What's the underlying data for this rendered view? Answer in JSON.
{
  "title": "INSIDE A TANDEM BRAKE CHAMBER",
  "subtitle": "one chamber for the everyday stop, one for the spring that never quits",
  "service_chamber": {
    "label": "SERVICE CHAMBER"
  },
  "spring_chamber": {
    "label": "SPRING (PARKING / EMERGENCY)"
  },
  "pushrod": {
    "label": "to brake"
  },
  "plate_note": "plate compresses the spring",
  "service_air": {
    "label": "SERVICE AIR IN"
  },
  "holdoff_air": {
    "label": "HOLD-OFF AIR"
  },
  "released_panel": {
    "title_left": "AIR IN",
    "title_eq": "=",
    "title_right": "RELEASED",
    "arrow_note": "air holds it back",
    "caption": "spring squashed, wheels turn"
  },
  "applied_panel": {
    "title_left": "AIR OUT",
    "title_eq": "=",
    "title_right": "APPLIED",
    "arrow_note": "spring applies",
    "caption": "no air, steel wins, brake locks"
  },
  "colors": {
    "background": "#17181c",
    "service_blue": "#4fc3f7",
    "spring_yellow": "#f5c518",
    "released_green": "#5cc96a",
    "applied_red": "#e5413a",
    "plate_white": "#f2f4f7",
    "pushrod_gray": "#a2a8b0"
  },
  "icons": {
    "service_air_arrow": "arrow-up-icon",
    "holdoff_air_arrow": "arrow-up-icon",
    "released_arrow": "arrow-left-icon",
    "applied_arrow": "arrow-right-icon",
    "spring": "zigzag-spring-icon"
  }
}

━━━━━━━━━━━━━━━━━━━━

**Exercise**.
Go through the records and print each one exactly.

**Output**.
What's the underlying data for this rendered view? Answer in JSON.
{
  "title": "INSIDE A TANDEM BRAKE CHAMBER",
  "subtitle": "one chamber for the everyday stop, one for the spring that never quits",
  "service_chamber": {
    "label": "SERVICE CHAMBER"
  },
  "spring_chamber": {
    "label": "SPRING (PARKING / EMERGENCY)"
  },
  "pushrod": {
    "label": "to brake"
  },
  "plate_note": "plate compresses the spring",
  "service_air": {
    "label": "SERVICE AIR IN"
  },
  "holdoff_air": {
    "label": "HOLD-OFF AIR"
  },
  "released_panel": {
    "title_left": "AIR IN",
    "title_eq": "=",
    "title_right": "RELEASED",
    "arrow_note": "air holds it back",
    "caption": "spring squashed, wheels turn"
  },
  "applied_panel": {
    "title_left": "AIR OUT",
    "title_eq": "=",
    "title_right": "APPLIED",
    "arrow_note": "spring applies",
    "caption": "no air, steel wins, brake locks"
  },
  "colors": {
    "background": "#17181c",
    "service_blue": "#4fc3f7",
    "spring_yellow": "#f5c518",
    "released_green": "#5cc96a",
    "applied_red": "#e5413a",
    "plate_white": "#f2f4f7",
    "pushrod_gray": "#a2a8b0"
  },
  "icons": {
    "service_air_arrow": "arrow-up-icon",
    "holdoff_air_arrow": "arrow-up-icon",
    "released_arrow": "arrow-left-icon",
    "applied_arrow": "arrow-right-icon",
    "spring": "zigzag-spring-icon"
  }
}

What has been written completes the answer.